[Data tied to figure images]
....
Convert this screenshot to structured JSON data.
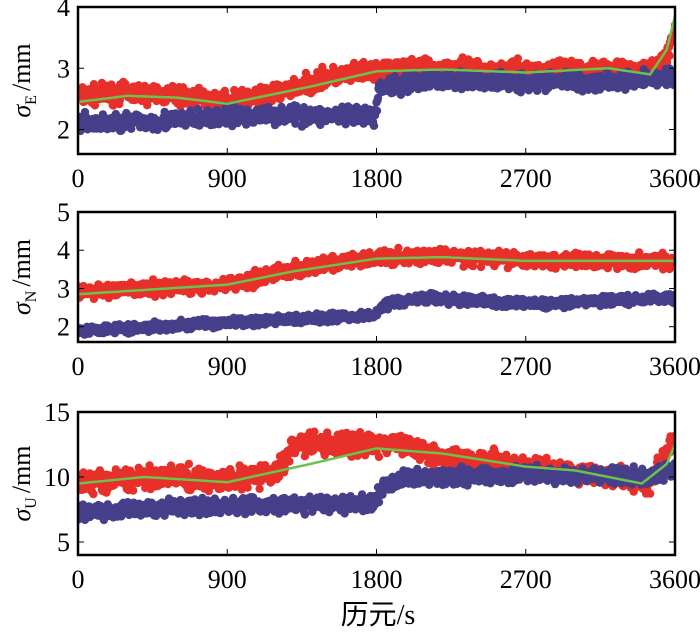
{
  "colors": {
    "red": "#e8302a",
    "blue": "#463f8a",
    "green": "#6cc24a"
  },
  "chart_data": [
    {
      "type": "scatter",
      "ylabel": "σ",
      "ylabel_sub": "E",
      "ylabel_unit": "/mm",
      "xlim": [
        0,
        3600
      ],
      "ylim": [
        1.6,
        4
      ],
      "xticks": [
        "0",
        "900",
        "1800",
        "2700",
        "3600"
      ],
      "yticks": [
        2,
        3,
        4
      ],
      "ytick_labels": [
        "2",
        "3",
        "4"
      ],
      "series": [
        {
          "color": "red",
          "noise": 0.13,
          "points": [
            [
              0,
              2.55
            ],
            [
              300,
              2.6
            ],
            [
              600,
              2.55
            ],
            [
              900,
              2.45
            ],
            [
              1200,
              2.6
            ],
            [
              1500,
              2.85
            ],
            [
              1800,
              2.95
            ],
            [
              2200,
              3.0
            ],
            [
              2700,
              2.95
            ],
            [
              3200,
              3.0
            ],
            [
              3450,
              2.9
            ],
            [
              3550,
              3.2
            ],
            [
              3600,
              3.6
            ]
          ]
        },
        {
          "color": "blue",
          "noise": 0.12,
          "points": [
            [
              0,
              2.1
            ],
            [
              600,
              2.15
            ],
            [
              1200,
              2.25
            ],
            [
              1790,
              2.2
            ],
            [
              1820,
              2.7
            ],
            [
              2100,
              2.8
            ],
            [
              2700,
              2.78
            ],
            [
              3300,
              2.8
            ],
            [
              3600,
              2.85
            ]
          ]
        }
      ],
      "trend": {
        "color": "green",
        "points": [
          [
            0,
            2.45
          ],
          [
            300,
            2.55
          ],
          [
            600,
            2.52
          ],
          [
            900,
            2.42
          ],
          [
            1400,
            2.7
          ],
          [
            1800,
            2.95
          ],
          [
            2200,
            2.98
          ],
          [
            2700,
            2.93
          ],
          [
            3200,
            3.0
          ],
          [
            3450,
            2.9
          ],
          [
            3550,
            3.3
          ],
          [
            3600,
            3.85
          ]
        ]
      }
    },
    {
      "type": "scatter",
      "ylabel": "σ",
      "ylabel_sub": "N",
      "ylabel_unit": "/mm",
      "xlim": [
        0,
        3600
      ],
      "ylim": [
        1.6,
        5
      ],
      "xticks": [
        "0",
        "900",
        "1800",
        "2700",
        "3600"
      ],
      "yticks": [
        2,
        3,
        4,
        5
      ],
      "ytick_labels": [
        "2",
        "3",
        "4",
        "5"
      ],
      "series": [
        {
          "color": "red",
          "noise": 0.16,
          "points": [
            [
              0,
              2.9
            ],
            [
              900,
              3.1
            ],
            [
              1300,
              3.5
            ],
            [
              1800,
              3.8
            ],
            [
              2200,
              3.85
            ],
            [
              2700,
              3.75
            ],
            [
              3600,
              3.7
            ]
          ]
        },
        {
          "color": "blue",
          "noise": 0.1,
          "points": [
            [
              0,
              1.9
            ],
            [
              900,
              2.1
            ],
            [
              1500,
              2.25
            ],
            [
              1790,
              2.3
            ],
            [
              1850,
              2.6
            ],
            [
              2100,
              2.75
            ],
            [
              2700,
              2.6
            ],
            [
              3600,
              2.75
            ]
          ]
        }
      ],
      "trend": {
        "color": "green",
        "points": [
          [
            0,
            2.85
          ],
          [
            900,
            3.1
          ],
          [
            1300,
            3.45
          ],
          [
            1800,
            3.78
          ],
          [
            2200,
            3.82
          ],
          [
            2700,
            3.72
          ],
          [
            3600,
            3.72
          ]
        ]
      }
    },
    {
      "type": "scatter",
      "ylabel": "σ",
      "ylabel_sub": "U",
      "ylabel_unit": "/mm",
      "xlim": [
        0,
        3600
      ],
      "ylim": [
        4,
        15
      ],
      "xticks": [
        "0",
        "900",
        "1800",
        "2700",
        "3600"
      ],
      "yticks": [
        5,
        10,
        15
      ],
      "ytick_labels": [
        "5",
        "10",
        "15"
      ],
      "xlabel": "历元/s",
      "series": [
        {
          "color": "red",
          "noise": 0.7,
          "points": [
            [
              0,
              9.5
            ],
            [
              500,
              10.0
            ],
            [
              900,
              9.7
            ],
            [
              1200,
              10.3
            ],
            [
              1300,
              12.5
            ],
            [
              2000,
              12.5
            ],
            [
              2200,
              11.5
            ],
            [
              2700,
              10.8
            ],
            [
              3300,
              10.0
            ],
            [
              3450,
              9.5
            ],
            [
              3550,
              12.0
            ],
            [
              3600,
              13.0
            ]
          ]
        },
        {
          "color": "blue",
          "noise": 0.5,
          "points": [
            [
              0,
              7.3
            ],
            [
              900,
              7.8
            ],
            [
              1790,
              8.0
            ],
            [
              1850,
              9.5
            ],
            [
              2000,
              10.0
            ],
            [
              2700,
              10.2
            ],
            [
              3400,
              10.0
            ],
            [
              3600,
              10.5
            ]
          ]
        }
      ],
      "trend": {
        "color": "green",
        "points": [
          [
            0,
            9.5
          ],
          [
            400,
            10.0
          ],
          [
            900,
            9.6
          ],
          [
            1400,
            11.0
          ],
          [
            1800,
            12.2
          ],
          [
            2200,
            11.8
          ],
          [
            2700,
            10.8
          ],
          [
            3000,
            10.5
          ],
          [
            3400,
            9.5
          ],
          [
            3550,
            11.0
          ],
          [
            3600,
            12.5
          ]
        ]
      }
    }
  ]
}
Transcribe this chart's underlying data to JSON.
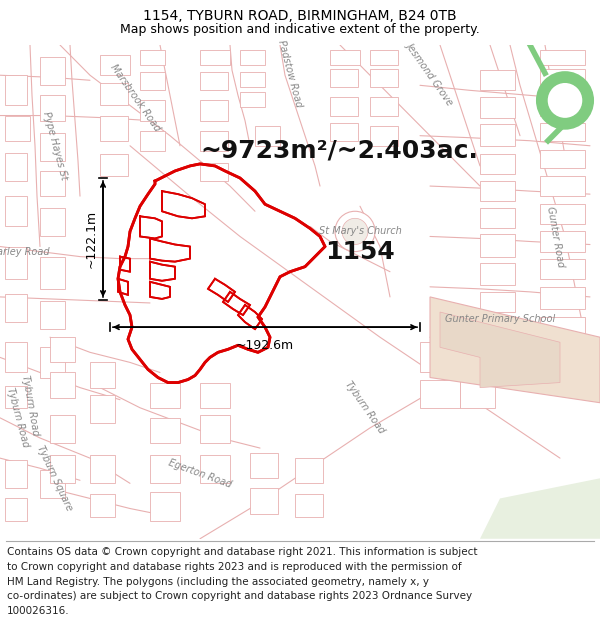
....
**Problem statement**
Pictures stay out; repeat all the rest of the records exactly.

**Solution**
Convert this screenshot to structured JSON data.
{
  "colors": {
    "red": "#e8302a",
    "blue": "#463f8a",
    "green": "#6cc24a"
  },
  "chart_data": [
    {
      "type": "scatter",
      "ylabel": "σ",
      "ylabel_sub": "E",
      "ylabel_unit": "/mm",
      "xlim": [
        0,
        3600
      ],
      "ylim": [
        1.6,
        4
      ],
      "xticks": [
        "0",
        "900",
        "1800",
        "2700",
        "3600"
      ],
      "yticks": [
        2,
        3,
        4
      ],
      "ytick_labels": [
        "2",
        "3",
        "4"
      ],
      "series": [
        {
          "color": "red",
          "noise": 0.13,
          "points": [
            [
              0,
              2.55
            ],
            [
              300,
              2.6
            ],
            [
              600,
              2.55
            ],
            [
              900,
              2.45
            ],
            [
              1200,
              2.6
            ],
            [
              1500,
              2.85
            ],
            [
              1800,
              2.95
            ],
            [
              2200,
              3.0
            ],
            [
              2700,
              2.95
            ],
            [
              3200,
              3.0
            ],
            [
              3450,
              2.9
            ],
            [
              3550,
              3.2
            ],
            [
              3600,
              3.6
            ]
          ]
        },
        {
          "color": "blue",
          "noise": 0.12,
          "points": [
            [
              0,
              2.1
            ],
            [
              600,
              2.15
            ],
            [
              1200,
              2.25
            ],
            [
              1790,
              2.2
            ],
            [
              1820,
              2.7
            ],
            [
              2100,
              2.8
            ],
            [
              2700,
              2.78
            ],
            [
              3300,
              2.8
            ],
            [
              3600,
              2.85
            ]
          ]
        }
      ],
      "trend": {
        "color": "green",
        "points": [
          [
            0,
            2.45
          ],
          [
            300,
            2.55
          ],
          [
            600,
            2.52
          ],
          [
            900,
            2.42
          ],
          [
            1400,
            2.7
          ],
          [
            1800,
            2.95
          ],
          [
            2200,
            2.98
          ],
          [
            2700,
            2.93
          ],
          [
            3200,
            3.0
          ],
          [
            3450,
            2.9
          ],
          [
            3550,
            3.3
          ],
          [
            3600,
            3.85
          ]
        ]
      }
    },
    {
      "type": "scatter",
      "ylabel": "σ",
      "ylabel_sub": "N",
      "ylabel_unit": "/mm",
      "xlim": [
        0,
        3600
      ],
      "ylim": [
        1.6,
        5
      ],
      "xticks": [
        "0",
        "900",
        "1800",
        "2700",
        "3600"
      ],
      "yticks": [
        2,
        3,
        4,
        5
      ],
      "ytick_labels": [
        "2",
        "3",
        "4",
        "5"
      ],
      "series": [
        {
          "color": "red",
          "noise": 0.16,
          "points": [
            [
              0,
              2.9
            ],
            [
              900,
              3.1
            ],
            [
              1300,
              3.5
            ],
            [
              1800,
              3.8
            ],
            [
              2200,
              3.85
            ],
            [
              2700,
              3.75
            ],
            [
              3600,
              3.7
            ]
          ]
        },
        {
          "color": "blue",
          "noise": 0.1,
          "points": [
            [
              0,
              1.9
            ],
            [
              900,
              2.1
            ],
            [
              1500,
              2.25
            ],
            [
              1790,
              2.3
            ],
            [
              1850,
              2.6
            ],
            [
              2100,
              2.75
            ],
            [
              2700,
              2.6
            ],
            [
              3600,
              2.75
            ]
          ]
        }
      ],
      "trend": {
        "color": "green",
        "points": [
          [
            0,
            2.85
          ],
          [
            900,
            3.1
          ],
          [
            1300,
            3.45
          ],
          [
            1800,
            3.78
          ],
          [
            2200,
            3.82
          ],
          [
            2700,
            3.72
          ],
          [
            3600,
            3.72
          ]
        ]
      }
    },
    {
      "type": "scatter",
      "ylabel": "σ",
      "ylabel_sub": "U",
      "ylabel_unit": "/mm",
      "xlim": [
        0,
        3600
      ],
      "ylim": [
        4,
        15
      ],
      "xticks": [
        "0",
        "900",
        "1800",
        "2700",
        "3600"
      ],
      "yticks": [
        5,
        10,
        15
      ],
      "ytick_labels": [
        "5",
        "10",
        "15"
      ],
      "xlabel": "历元/s",
      "series": [
        {
          "color": "red",
          "noise": 0.7,
          "points": [
            [
              0,
              9.5
            ],
            [
              500,
              10.0
            ],
            [
              900,
              9.7
            ],
            [
              1200,
              10.3
            ],
            [
              1300,
              12.5
            ],
            [
              2000,
              12.5
            ],
            [
              2200,
              11.5
            ],
            [
              2700,
              10.8
            ],
            [
              3300,
              10.0
            ],
            [
              3450,
              9.5
            ],
            [
              3550,
              12.0
            ],
            [
              3600,
              13.0
            ]
          ]
        },
        {
          "color": "blue",
          "noise": 0.5,
          "points": [
            [
              0,
              7.3
            ],
            [
              900,
              7.8
            ],
            [
              1790,
              8.0
            ],
            [
              1850,
              9.5
            ],
            [
              2000,
              10.0
            ],
            [
              2700,
              10.2
            ],
            [
              3400,
              10.0
            ],
            [
              3600,
              10.5
            ]
          ]
        }
      ],
      "trend": {
        "color": "green",
        "points": [
          [
            0,
            9.5
          ],
          [
            400,
            10.0
          ],
          [
            900,
            9.6
          ],
          [
            1400,
            11.0
          ],
          [
            1800,
            12.2
          ],
          [
            2200,
            11.8
          ],
          [
            2700,
            10.8
          ],
          [
            3000,
            10.5
          ],
          [
            3400,
            9.5
          ],
          [
            3550,
            11.0
          ],
          [
            3600,
            12.5
          ]
        ]
      }
    }
  ]
}
Transcribe this chart's underlying data to JSON.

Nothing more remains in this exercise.